§ EXERCISE OBJECTIVE:
Report each line of the data that includes the word "сбора".

§ DATA FOR THIS TASK:
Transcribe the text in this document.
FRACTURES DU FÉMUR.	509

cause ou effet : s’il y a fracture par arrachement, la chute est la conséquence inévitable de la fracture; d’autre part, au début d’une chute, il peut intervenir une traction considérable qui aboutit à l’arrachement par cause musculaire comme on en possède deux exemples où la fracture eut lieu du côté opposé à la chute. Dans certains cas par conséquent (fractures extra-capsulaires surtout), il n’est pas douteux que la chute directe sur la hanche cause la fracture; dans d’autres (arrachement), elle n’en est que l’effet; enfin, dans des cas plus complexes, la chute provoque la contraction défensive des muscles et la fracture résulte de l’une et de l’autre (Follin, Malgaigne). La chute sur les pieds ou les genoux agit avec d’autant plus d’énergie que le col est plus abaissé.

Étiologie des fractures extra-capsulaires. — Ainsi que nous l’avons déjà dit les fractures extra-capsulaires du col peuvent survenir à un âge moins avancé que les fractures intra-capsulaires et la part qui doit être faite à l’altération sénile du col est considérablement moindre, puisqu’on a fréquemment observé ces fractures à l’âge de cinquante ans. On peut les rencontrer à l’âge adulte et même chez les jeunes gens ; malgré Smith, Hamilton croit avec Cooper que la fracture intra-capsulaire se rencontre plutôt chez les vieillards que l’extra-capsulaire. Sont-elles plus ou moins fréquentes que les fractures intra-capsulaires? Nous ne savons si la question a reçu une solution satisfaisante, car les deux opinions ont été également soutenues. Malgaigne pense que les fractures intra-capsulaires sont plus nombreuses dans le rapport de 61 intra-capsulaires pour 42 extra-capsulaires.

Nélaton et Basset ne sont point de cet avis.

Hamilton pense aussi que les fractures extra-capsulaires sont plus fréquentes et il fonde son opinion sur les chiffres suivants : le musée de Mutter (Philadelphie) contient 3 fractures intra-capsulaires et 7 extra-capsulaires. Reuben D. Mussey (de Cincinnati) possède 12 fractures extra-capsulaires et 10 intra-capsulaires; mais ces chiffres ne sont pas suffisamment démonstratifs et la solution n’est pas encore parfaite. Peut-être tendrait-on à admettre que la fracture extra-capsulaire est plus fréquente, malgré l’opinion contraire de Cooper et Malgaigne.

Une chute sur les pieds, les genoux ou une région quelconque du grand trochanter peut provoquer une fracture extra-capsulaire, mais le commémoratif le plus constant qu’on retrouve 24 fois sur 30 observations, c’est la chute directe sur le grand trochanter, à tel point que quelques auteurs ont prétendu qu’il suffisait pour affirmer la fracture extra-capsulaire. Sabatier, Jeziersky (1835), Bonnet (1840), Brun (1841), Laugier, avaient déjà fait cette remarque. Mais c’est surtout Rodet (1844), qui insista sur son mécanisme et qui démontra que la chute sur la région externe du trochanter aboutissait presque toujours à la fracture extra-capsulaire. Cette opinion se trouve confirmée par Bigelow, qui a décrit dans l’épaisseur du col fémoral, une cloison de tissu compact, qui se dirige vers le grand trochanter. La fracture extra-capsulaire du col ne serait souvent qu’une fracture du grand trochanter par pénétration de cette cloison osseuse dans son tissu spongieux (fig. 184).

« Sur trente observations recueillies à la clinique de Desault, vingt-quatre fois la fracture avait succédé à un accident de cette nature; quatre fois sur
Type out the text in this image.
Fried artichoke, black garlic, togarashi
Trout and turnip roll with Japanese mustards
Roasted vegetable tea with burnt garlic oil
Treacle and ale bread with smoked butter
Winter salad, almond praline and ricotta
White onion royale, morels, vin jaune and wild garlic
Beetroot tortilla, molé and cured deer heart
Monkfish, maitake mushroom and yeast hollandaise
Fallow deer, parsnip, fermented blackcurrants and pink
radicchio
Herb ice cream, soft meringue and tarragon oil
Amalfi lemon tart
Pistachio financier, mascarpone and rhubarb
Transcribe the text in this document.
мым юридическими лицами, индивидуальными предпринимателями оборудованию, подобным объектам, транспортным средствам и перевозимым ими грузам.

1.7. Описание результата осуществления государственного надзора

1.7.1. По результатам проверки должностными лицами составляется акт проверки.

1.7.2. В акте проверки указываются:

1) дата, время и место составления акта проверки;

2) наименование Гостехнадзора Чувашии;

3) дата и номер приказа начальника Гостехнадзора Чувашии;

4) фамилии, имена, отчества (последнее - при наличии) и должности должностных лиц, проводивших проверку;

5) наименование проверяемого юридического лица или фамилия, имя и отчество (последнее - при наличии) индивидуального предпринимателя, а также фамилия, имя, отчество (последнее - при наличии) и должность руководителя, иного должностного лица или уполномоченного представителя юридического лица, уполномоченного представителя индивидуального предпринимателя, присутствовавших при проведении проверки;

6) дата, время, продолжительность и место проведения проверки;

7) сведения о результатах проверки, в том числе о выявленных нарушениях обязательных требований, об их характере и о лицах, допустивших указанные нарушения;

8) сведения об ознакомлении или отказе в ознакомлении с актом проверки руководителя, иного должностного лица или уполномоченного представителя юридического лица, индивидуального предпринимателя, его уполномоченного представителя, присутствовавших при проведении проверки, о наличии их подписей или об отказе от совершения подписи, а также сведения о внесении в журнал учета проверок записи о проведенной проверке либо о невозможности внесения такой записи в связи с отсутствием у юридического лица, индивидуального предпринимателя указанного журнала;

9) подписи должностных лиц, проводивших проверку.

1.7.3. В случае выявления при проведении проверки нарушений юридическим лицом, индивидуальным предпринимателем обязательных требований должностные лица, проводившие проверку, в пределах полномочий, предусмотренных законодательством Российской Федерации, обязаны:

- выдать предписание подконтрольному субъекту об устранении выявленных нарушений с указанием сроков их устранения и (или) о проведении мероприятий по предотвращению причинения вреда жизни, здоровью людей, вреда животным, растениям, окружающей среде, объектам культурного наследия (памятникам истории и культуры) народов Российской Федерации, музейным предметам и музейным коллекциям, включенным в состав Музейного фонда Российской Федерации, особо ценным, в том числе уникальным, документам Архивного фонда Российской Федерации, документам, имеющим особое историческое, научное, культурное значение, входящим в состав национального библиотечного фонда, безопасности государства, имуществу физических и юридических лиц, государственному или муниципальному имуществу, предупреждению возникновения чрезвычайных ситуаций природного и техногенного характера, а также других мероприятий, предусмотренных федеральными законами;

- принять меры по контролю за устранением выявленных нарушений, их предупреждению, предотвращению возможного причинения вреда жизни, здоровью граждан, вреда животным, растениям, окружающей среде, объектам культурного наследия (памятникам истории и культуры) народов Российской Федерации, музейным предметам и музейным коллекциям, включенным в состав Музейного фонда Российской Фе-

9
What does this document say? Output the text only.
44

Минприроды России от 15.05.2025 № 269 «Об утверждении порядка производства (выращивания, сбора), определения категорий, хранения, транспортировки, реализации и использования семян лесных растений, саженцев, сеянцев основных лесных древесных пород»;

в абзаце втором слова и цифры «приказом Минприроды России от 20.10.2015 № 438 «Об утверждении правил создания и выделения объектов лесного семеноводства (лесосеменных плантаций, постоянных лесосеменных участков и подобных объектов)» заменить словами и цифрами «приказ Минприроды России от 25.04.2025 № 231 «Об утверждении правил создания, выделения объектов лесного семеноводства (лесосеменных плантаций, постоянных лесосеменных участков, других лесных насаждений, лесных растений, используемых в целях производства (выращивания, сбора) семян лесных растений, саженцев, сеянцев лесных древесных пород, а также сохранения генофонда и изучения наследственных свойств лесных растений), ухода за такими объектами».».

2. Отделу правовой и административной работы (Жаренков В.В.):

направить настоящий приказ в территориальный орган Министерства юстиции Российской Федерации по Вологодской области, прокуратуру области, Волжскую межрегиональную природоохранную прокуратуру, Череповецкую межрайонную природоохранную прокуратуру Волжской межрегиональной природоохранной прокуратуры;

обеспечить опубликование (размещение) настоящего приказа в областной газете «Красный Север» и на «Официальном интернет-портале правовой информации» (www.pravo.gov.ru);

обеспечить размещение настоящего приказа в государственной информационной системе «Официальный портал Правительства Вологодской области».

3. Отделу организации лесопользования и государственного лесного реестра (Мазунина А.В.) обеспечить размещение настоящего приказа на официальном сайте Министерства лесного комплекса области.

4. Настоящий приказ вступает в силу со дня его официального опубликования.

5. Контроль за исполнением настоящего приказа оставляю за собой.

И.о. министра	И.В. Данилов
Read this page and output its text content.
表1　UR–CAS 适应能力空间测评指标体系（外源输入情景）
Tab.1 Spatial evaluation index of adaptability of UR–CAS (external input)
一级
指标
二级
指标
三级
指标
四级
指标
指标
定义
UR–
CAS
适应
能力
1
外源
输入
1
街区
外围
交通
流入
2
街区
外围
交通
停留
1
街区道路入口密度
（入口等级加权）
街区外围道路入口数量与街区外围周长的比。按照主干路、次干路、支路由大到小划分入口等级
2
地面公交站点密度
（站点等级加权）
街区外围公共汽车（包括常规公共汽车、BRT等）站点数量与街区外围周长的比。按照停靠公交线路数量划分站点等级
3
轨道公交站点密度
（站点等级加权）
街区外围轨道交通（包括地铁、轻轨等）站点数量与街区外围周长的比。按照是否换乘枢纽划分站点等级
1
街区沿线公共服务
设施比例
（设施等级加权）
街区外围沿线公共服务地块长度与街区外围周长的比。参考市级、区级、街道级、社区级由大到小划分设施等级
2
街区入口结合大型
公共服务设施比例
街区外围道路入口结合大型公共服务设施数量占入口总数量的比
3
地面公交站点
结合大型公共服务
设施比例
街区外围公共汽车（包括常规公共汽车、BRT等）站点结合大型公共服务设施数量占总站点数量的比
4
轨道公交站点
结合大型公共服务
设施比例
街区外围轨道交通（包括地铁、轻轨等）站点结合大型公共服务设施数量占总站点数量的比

§ OUTPUT OF THE EXERCISE:
Минприроды России от 15.05.2025 № 269 «Об утверждении порядка производства (выращивания, сбора), определения категорий, хранения, транспортировки, реализации и использования семян лесных растений, саженцев, сеянцев основных лесных древесных пород»;
в абзаце втором слова и цифры «приказом Минприроды России от 20.10.2015 № 438 «Об утверждении правил создания и выделения объектов лесного семеноводства (лесосеменных плантаций, постоянных лесосеменных участков и подобных объектов)» заменить словами и цифрами «приказ Минприроды России от 25.04.2025 № 231 «Об утверждении правил создания, выделения объектов лесного семеноводства (лесосеменных плантаций, постоянных лесосеменных участков, других лесных насаждений, лесных растений, используемых в целях производства (выращивания, сбора) семян лесных растений, саженцев, сеянцев лесных древесных пород, а также сохранения генофонда и изучения наследственных свойств лесных растений), ухода за такими объектами».».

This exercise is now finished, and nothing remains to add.